TASK TO CARRY OUT
How many lines in this material include the string "Recent"? Answer with the number and nothing further.

=== EXERCISE MATERIAL ===

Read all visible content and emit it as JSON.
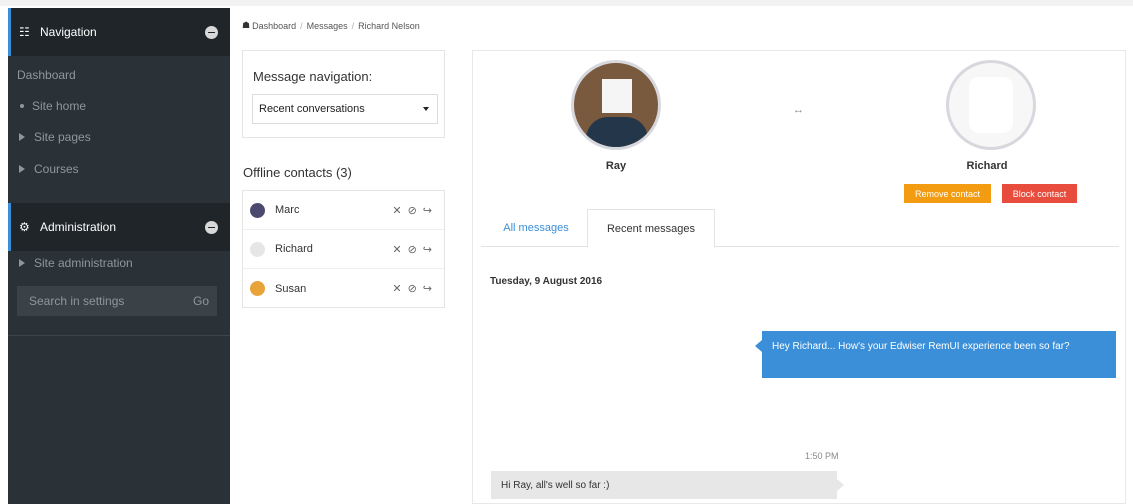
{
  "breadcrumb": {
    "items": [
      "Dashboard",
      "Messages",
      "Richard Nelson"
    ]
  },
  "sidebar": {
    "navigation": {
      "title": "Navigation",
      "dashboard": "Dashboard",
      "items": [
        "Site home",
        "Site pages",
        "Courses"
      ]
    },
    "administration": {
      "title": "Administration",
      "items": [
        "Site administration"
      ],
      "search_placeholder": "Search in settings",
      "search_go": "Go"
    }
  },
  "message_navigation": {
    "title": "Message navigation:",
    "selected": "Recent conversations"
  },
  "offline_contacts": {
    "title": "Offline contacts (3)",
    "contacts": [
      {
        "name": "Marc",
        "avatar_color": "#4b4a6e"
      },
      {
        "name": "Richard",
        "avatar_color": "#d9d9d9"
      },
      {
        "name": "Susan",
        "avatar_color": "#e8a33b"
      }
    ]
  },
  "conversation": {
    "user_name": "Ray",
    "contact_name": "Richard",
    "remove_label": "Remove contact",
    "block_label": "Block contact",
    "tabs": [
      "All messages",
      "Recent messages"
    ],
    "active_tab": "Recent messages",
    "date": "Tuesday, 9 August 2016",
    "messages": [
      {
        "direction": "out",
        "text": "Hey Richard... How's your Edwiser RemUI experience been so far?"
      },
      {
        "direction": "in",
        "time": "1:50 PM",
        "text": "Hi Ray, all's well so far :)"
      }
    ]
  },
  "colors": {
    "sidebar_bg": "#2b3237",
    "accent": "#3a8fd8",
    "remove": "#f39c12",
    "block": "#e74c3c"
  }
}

===
=== EXERCISE MATERIAL ===

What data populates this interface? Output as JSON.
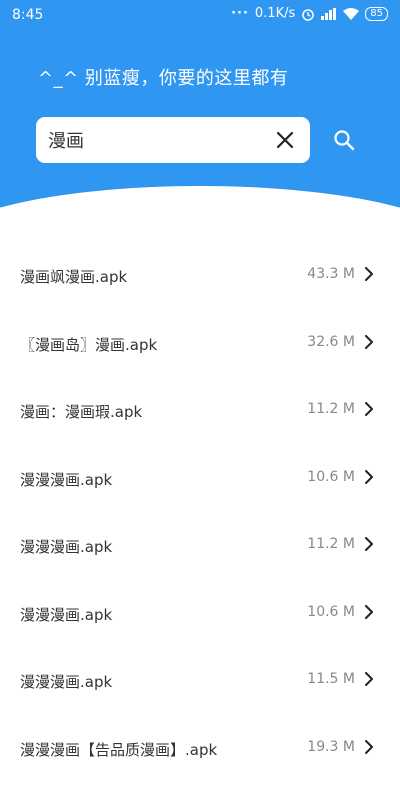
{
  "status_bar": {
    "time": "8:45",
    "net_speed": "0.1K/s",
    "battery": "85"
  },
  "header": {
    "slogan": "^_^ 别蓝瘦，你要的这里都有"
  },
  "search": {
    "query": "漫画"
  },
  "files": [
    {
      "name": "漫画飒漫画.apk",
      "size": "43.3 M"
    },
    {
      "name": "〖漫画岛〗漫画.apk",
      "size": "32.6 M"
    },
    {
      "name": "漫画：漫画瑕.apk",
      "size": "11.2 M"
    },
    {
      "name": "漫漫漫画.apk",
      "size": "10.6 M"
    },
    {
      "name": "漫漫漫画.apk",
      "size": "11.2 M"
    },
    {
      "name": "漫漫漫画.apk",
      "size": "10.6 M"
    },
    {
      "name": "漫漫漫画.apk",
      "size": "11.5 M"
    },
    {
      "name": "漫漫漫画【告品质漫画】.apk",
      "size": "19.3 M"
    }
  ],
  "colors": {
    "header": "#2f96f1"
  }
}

===

SOLUTION TO THE PROBLEM
3